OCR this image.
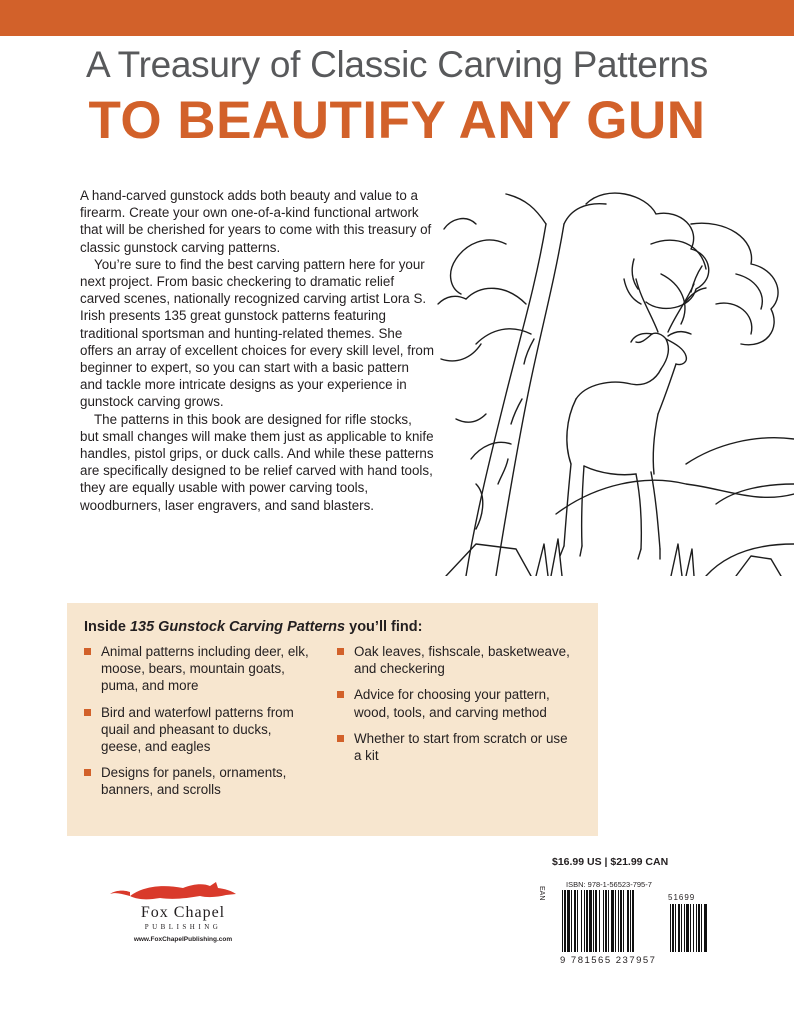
A Treasury of Classic Carving Patterns
TO BEAUTIFY ANY GUN

A hand-carved gunstock adds both beauty and value to a firearm. Create your own one-of-a-kind functional artwork that will be cherished for years to come with this treasury of classic gunstock carving patterns.

You’re sure to find the best carving pattern here for your next project. From basic checkering to dramatic relief carved scenes, nationally recognized carving artist Lora S. Irish presents 135 great gunstock patterns featuring traditional sportsman and hunting-related themes. She offers an array of excellent choices for every skill level, from beginner to expert, so you can start with a basic pattern and tackle more intricate designs as your experience in gunstock carving grows.

The patterns in this book are designed for rifle stocks, but small changes will make them just as applicable to knife handles, pistol grips, or duck calls. And while these patterns are specifically designed to be relief carved with hand tools, they are equally usable with power carving tools, woodburners, laser engravers, and sand blasters.

Inside 135 Gunstock Carving Patterns you’ll find:
Animal patterns including deer, elk, moose, bears, mountain goats, puma, and more
Bird and waterfowl patterns from quail and pheasant to ducks, geese, and eagles
Designs for panels, ornaments, banners, and scrolls
Oak leaves, fishscale, basketweave, and checkering
Advice for choosing your pattern, wood, tools, and carving method
Whether to start from scratch or use a kit
$16.99 US | $21.99 CAN
Fox Chapel
PUBLISHING
www.FoxChapelPublishing.com
EAN
ISBN: 978-1-56523-795-7
51699
9 781565 237957
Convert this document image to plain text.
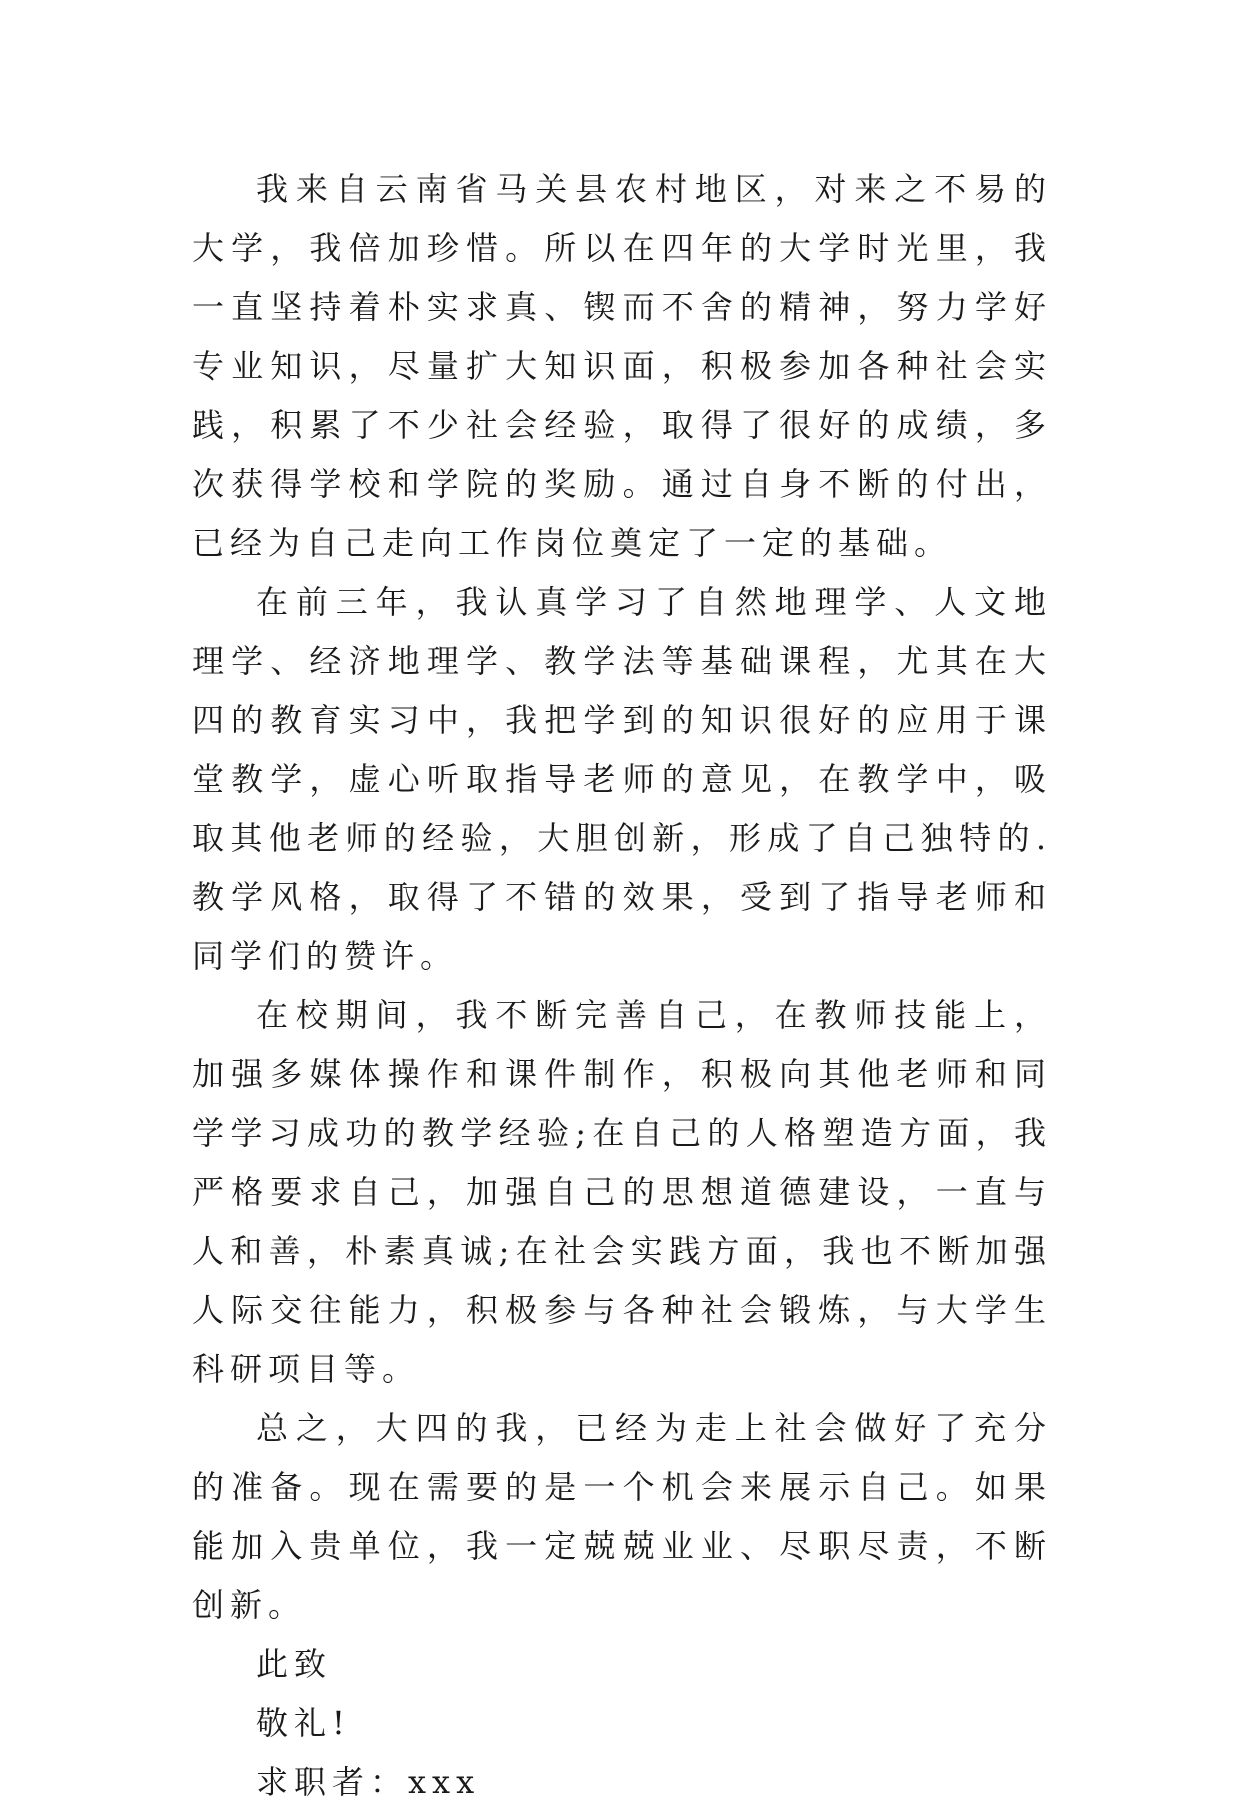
我来自云南省马关县农村地区，对来之不易的大学，我倍加珍惜。所以在四年的大学时光里，我一直坚持着朴实求真、锲而不舍的精神，努力学好专业知识，尽量扩大知识面，积极参加各种社会实践，积累了不少社会经验，取得了很好的成绩，多次获得学校和学院的奖励。通过自身不断的付出，已经为自己走向工作岗位奠定了一定的基础。

在前三年，我认真学习了自然地理学、人文地理学、经济地理学、教学法等基础课程，尤其在大四的教育实习中，我把学到的知识很好的应用于课堂教学，虚心听取指导老师的意见，在教学中，吸取其他老师的经验，大胆创新，形成了自己独特的.教学风格，取得了不错的效果，受到了指导老师和同学们的赞许。

在校期间，我不断完善自己，在教师技能上，加强多媒体操作和课件制作，积极向其他老师和同学学习成功的教学经验;在自己的人格塑造方面，我严格要求自己，加强自己的思想道德建设，一直与人和善，朴素真诚;在社会实践方面，我也不断加强人际交往能力，积极参与各种社会锻炼，与大学生科研项目等。

总之，大四的我，已经为走上社会做好了充分的准备。现在需要的是一个机会来展示自己。如果能加入贵单位，我一定兢兢业业、尽职尽责，不断创新。

此致

敬礼!

求职者：xxx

#####

**Set problem:** In the listing, find every line containing the word "tools" and list it.

**Solution to the exercise:**
The patterns in this book are designed for rifle stocks, but small changes will make them just as applicable to knife handles, pistol grips, or duck calls. And while these patterns are specifically designed to be relief carved with hand tools, they are equally usable with power carving tools, woodburners, laser engravers, and sand blasters.
Advice for choosing your pattern, wood, tools, and carving method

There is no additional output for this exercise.